:: Written exercise 1 ::
List every acronym that appears in the passage on S-102 hydrographic data, one per line, in the form it is written.
:: Written exercise 2 ::
According to the passage on S-102 hydrographic data, which issue of Hydro International focuses on Oceanology?
:: Written exercise 3 ::
Transcribe the passage on S-102 hydrographic data, starting with "When looking at" and going on through "stream for various uses.".

++++ Quoted text ++++

When looking at the classic work of Hydrographic Offices (HOs), the most prominent outputs had been navigational charts – either printed or as ENCs – and other products for navigators, like publications. But while these are still the main deliverables of HOs, times are changing. S-102, the first so-called ‘Product Specification’ within the S-100 series of standards, is intentionally not defining a product that navigators or other end-users can buy and consume. It is a data stream for various uses.
Today’s world is highly connected. Buzz words like IoT and Big Data Analysis are indications that data is nowadays used in a wider sense than originally envisioned:
Through integration with other data streams, the value of hydrographic data is enriched and reaches user communities which haven’t been focussed on before.
The January-February 2018 issue of Hydro International has a focus on Oceanology. It underlines the trend described above. Oceanology looks at the conditions of the oceans and helps us understand this source of life on Earth better. Hydrography is an essential aspect. Utilising oceanographic and hydrographic data together makes analytical tools possible to provide information that enables new views on topics of importance for Oceanology. It is enabling new strategies for human communities in the future. But in doing so, the hydrographers need to enable access to their data stream without restricting it to a specific use like navigation. Bathymetric data in S-102 is geared up for this and shows that, in its working groups, the IHO has already recognised the transformation from end-user product creation to usage-independent data streams years earlier.
Now it is up to the individual Hydrographic Offices to migrate their organisations in this direction to bring this forward-looking development of IHO to life. And, the industry is already seeing this development. Some HOs are starting to provide the data in this format for various uses. As we see more and more HOs moving in this direction we can increase applications, both in academic research as well as in industry used applications integrating hydrographic data in far reaching ’Big Data Analysis’ tools.

++++ Records supplied ++++

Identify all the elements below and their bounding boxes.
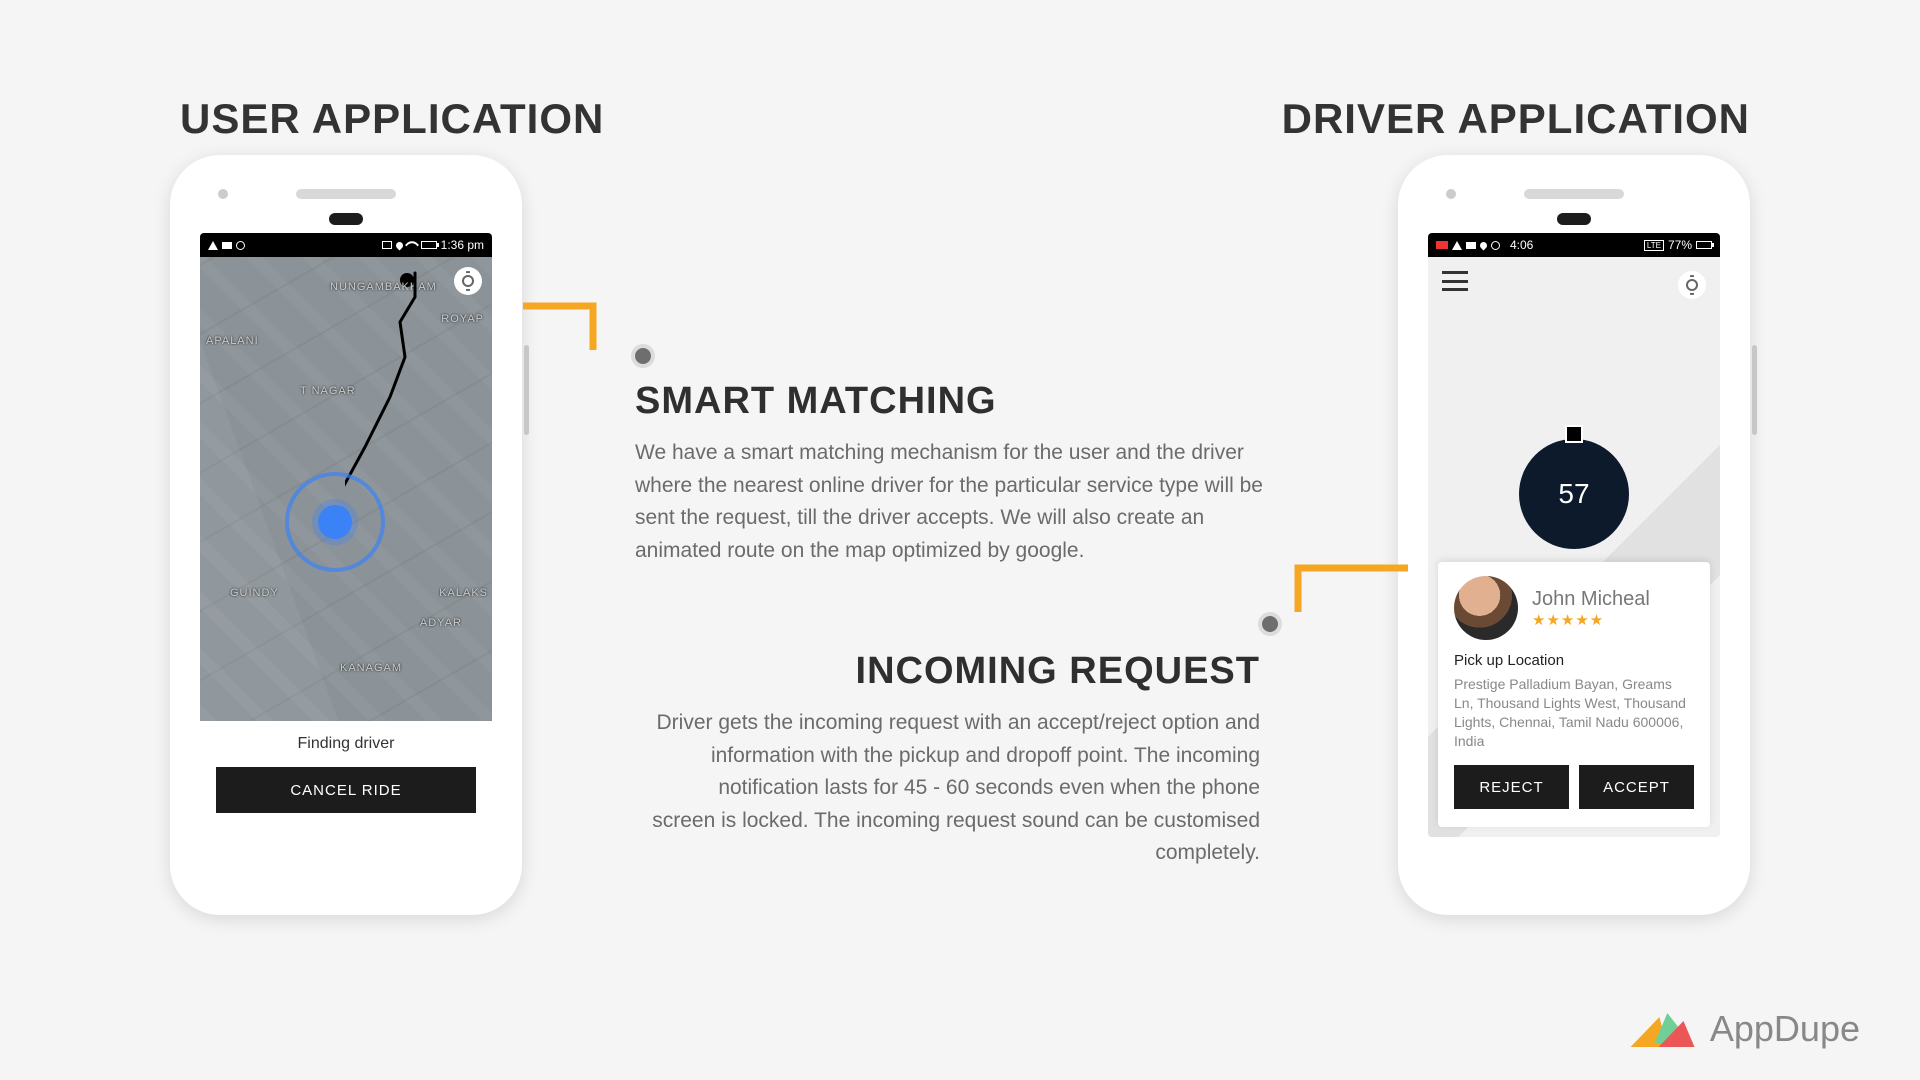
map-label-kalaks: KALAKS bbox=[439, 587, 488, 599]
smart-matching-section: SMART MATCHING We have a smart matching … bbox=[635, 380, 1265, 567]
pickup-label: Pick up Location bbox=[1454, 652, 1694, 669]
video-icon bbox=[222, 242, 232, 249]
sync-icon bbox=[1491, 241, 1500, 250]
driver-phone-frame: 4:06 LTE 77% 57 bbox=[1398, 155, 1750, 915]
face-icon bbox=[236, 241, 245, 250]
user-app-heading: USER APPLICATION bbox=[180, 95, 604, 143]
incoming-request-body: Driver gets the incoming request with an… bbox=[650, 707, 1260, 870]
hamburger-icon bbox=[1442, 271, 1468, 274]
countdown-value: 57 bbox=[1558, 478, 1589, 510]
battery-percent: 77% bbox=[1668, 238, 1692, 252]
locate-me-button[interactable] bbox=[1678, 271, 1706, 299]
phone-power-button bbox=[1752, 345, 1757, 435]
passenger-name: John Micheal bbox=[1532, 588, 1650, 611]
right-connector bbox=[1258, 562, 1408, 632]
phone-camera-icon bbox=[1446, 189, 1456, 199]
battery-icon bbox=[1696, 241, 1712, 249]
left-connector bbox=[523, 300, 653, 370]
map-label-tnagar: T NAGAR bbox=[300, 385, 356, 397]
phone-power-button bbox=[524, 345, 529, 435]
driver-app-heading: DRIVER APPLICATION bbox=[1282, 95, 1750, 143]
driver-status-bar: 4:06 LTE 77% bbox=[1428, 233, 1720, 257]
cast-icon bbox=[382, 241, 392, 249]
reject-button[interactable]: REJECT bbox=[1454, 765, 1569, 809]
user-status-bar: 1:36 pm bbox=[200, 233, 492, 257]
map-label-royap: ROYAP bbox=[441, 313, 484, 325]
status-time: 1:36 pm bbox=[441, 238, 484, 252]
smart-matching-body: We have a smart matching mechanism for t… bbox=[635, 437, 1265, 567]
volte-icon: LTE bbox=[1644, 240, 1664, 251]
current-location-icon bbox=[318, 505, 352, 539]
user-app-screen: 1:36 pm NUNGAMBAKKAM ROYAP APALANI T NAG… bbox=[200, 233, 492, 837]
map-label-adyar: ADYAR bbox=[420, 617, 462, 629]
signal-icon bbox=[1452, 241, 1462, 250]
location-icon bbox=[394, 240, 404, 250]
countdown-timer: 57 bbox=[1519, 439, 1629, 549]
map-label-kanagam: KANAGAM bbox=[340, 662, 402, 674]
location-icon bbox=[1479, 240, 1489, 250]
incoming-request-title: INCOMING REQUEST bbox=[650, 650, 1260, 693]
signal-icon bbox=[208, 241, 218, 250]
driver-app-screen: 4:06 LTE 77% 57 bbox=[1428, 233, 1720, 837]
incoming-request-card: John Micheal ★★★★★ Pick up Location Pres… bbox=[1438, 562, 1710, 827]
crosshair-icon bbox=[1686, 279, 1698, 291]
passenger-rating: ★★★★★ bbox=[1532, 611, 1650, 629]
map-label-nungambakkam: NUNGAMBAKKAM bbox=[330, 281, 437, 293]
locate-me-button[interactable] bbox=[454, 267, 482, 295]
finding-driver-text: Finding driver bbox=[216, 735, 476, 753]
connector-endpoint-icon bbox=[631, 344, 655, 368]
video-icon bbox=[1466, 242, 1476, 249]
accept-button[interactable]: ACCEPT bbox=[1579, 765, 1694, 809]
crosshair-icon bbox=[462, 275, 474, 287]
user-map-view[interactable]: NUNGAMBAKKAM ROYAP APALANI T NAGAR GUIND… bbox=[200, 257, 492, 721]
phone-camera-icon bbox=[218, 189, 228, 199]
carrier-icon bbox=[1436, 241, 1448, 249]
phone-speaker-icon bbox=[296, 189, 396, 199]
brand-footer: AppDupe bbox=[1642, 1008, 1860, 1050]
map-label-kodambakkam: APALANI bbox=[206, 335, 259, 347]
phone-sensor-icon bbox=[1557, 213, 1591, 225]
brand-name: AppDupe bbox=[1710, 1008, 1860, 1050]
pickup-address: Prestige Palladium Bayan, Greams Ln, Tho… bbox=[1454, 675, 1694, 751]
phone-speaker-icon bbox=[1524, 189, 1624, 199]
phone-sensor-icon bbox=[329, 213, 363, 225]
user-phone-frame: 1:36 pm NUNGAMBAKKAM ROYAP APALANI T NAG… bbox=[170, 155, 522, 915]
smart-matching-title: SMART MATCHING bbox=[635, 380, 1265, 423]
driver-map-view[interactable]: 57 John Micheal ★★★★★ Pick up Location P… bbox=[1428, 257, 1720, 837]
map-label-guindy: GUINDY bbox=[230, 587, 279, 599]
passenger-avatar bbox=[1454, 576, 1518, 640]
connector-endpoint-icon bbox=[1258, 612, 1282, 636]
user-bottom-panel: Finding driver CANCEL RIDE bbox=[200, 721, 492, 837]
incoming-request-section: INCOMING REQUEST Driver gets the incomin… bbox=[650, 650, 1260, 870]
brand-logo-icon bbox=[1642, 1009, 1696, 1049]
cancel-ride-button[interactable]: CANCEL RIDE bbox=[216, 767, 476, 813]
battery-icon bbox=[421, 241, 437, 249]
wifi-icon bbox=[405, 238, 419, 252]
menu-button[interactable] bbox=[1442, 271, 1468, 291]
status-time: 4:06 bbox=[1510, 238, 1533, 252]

++++
++++ Records supplied ++++

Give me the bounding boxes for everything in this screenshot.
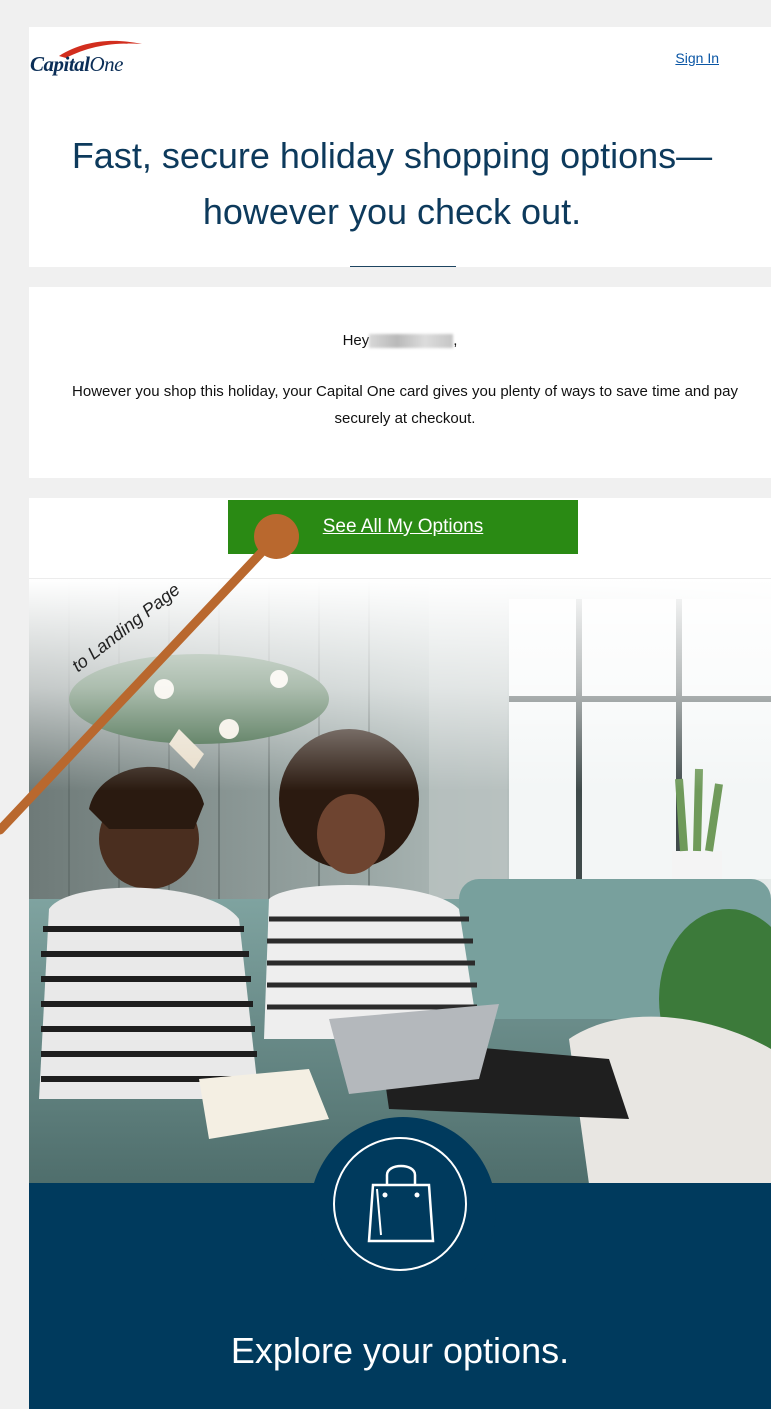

++++
++++ Records supplied ++++

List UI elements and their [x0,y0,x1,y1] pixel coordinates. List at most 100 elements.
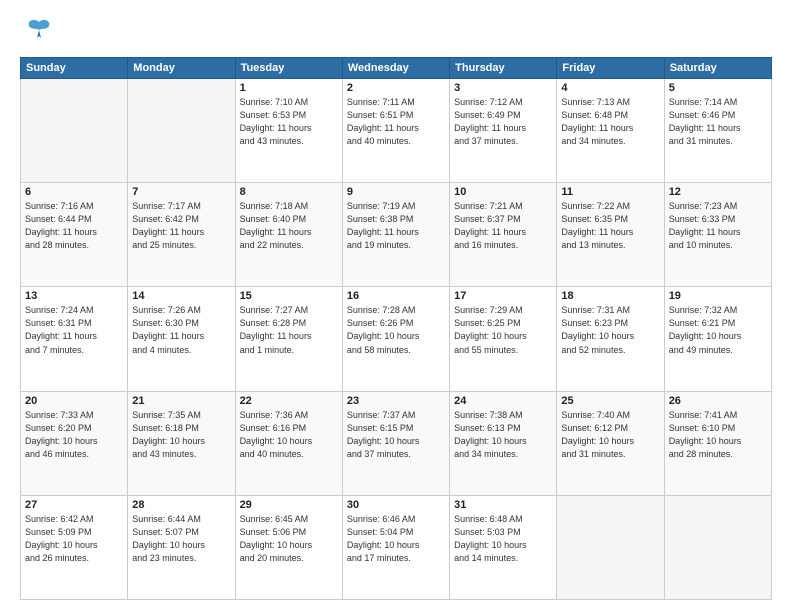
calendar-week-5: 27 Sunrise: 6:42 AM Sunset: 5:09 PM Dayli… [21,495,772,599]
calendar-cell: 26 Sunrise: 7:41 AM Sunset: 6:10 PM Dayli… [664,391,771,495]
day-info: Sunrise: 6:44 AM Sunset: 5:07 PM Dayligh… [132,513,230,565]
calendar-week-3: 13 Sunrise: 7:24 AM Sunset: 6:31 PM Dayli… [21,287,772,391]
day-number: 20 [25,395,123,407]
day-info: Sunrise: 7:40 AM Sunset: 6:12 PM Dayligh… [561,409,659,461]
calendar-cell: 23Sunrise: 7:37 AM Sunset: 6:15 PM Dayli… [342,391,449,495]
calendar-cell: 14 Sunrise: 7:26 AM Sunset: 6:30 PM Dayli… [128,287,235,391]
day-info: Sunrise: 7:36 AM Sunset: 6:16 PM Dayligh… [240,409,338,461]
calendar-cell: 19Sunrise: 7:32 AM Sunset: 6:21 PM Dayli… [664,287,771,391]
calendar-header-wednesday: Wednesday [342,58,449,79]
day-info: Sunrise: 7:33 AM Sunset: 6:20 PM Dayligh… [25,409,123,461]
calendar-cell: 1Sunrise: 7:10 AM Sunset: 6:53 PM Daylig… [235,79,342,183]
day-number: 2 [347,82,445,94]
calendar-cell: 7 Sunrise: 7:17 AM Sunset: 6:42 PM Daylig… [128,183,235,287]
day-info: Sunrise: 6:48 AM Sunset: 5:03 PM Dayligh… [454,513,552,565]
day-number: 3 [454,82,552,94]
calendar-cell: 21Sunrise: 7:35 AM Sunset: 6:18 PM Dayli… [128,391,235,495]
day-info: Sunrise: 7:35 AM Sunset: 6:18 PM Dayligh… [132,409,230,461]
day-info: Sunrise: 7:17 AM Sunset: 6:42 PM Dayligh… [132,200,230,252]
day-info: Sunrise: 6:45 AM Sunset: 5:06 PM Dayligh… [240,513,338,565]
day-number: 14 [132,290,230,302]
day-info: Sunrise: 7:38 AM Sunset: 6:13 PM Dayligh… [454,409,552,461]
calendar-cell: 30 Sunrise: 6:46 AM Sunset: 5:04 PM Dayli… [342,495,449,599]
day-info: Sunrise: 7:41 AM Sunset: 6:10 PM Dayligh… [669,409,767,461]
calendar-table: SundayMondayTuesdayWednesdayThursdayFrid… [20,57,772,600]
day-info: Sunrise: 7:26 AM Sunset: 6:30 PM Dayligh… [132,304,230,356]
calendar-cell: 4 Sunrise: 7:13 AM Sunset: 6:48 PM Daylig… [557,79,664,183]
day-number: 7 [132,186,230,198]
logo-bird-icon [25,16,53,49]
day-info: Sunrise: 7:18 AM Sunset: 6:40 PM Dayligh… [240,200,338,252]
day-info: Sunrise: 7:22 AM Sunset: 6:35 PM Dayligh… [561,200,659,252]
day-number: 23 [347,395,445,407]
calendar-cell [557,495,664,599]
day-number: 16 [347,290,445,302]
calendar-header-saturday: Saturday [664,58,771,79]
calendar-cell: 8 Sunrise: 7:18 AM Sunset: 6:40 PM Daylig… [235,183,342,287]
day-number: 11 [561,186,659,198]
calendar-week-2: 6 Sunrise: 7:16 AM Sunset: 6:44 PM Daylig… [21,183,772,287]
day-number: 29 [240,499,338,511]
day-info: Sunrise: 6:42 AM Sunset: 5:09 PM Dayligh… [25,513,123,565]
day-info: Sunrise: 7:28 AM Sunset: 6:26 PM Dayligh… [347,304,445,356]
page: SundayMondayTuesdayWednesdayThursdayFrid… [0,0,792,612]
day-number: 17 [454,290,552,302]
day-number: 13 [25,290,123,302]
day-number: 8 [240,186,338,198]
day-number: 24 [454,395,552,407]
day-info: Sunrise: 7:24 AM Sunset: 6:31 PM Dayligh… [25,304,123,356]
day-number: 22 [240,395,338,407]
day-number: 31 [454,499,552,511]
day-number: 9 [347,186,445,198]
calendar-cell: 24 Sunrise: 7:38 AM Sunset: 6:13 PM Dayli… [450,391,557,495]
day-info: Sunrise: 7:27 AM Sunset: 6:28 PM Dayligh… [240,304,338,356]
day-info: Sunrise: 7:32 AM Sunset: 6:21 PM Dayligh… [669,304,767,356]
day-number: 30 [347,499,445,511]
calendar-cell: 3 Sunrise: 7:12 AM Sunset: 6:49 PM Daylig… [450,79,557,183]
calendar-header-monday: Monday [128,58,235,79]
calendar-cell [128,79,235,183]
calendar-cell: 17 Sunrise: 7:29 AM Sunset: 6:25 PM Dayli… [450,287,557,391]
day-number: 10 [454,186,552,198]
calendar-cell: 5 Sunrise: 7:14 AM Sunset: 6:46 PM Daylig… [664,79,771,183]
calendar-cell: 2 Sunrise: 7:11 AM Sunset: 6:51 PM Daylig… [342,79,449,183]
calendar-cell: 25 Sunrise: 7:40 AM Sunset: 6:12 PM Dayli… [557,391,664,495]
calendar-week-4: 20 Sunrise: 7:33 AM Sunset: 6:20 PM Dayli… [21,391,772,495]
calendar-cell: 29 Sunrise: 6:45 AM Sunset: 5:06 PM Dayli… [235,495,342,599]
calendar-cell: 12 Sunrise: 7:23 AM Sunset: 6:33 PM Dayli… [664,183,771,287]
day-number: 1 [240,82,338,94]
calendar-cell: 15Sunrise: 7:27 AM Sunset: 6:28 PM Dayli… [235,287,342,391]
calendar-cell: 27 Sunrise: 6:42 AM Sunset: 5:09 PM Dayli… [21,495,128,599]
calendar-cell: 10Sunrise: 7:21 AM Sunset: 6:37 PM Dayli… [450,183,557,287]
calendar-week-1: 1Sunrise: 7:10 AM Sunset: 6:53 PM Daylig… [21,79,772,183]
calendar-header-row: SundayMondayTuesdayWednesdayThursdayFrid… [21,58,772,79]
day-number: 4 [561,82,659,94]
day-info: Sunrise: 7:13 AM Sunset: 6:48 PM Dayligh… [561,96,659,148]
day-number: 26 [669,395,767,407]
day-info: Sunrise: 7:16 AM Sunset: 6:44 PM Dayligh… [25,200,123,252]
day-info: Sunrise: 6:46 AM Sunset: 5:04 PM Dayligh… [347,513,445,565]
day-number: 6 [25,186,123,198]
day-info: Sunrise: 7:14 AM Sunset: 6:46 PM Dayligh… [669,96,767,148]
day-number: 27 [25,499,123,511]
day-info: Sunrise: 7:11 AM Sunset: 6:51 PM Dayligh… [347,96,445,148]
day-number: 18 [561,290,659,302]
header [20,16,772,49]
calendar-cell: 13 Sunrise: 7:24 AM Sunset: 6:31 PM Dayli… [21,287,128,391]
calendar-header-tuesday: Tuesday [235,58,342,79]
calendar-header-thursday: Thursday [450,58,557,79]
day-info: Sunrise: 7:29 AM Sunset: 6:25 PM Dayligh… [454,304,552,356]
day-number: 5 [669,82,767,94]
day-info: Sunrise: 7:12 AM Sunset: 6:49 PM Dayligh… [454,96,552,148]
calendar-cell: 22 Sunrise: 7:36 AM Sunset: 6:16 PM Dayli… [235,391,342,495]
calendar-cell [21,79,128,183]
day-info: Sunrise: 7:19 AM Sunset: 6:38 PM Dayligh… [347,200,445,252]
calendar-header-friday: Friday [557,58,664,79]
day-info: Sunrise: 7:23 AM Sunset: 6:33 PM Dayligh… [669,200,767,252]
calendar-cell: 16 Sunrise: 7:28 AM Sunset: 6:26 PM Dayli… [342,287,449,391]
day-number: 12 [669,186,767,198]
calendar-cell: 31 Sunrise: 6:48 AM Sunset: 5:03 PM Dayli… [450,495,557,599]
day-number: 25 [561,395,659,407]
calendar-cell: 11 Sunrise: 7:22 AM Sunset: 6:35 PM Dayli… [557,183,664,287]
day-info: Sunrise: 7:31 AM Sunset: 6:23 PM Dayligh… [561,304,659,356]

++++

:: Expected output 1 ::
HOs
ENCs
IoT
IHO

:: Expected output 2 ::
The January-February 2018 issue.

:: Expected output 3 ::
When looking at the classic work of Hydrographic Offices (HOs), the most prominent outputs had been navigational charts – either printed or as ENCs – and other products for navigators, like publications. But while these are still the main deliverables of HOs, times are changing. S-102, the first so-called ‘Product Specification’ within the S-100 series of standards, is intentionally not defining a product that navigators or other end-users can buy and consume. It is a data stream for various uses.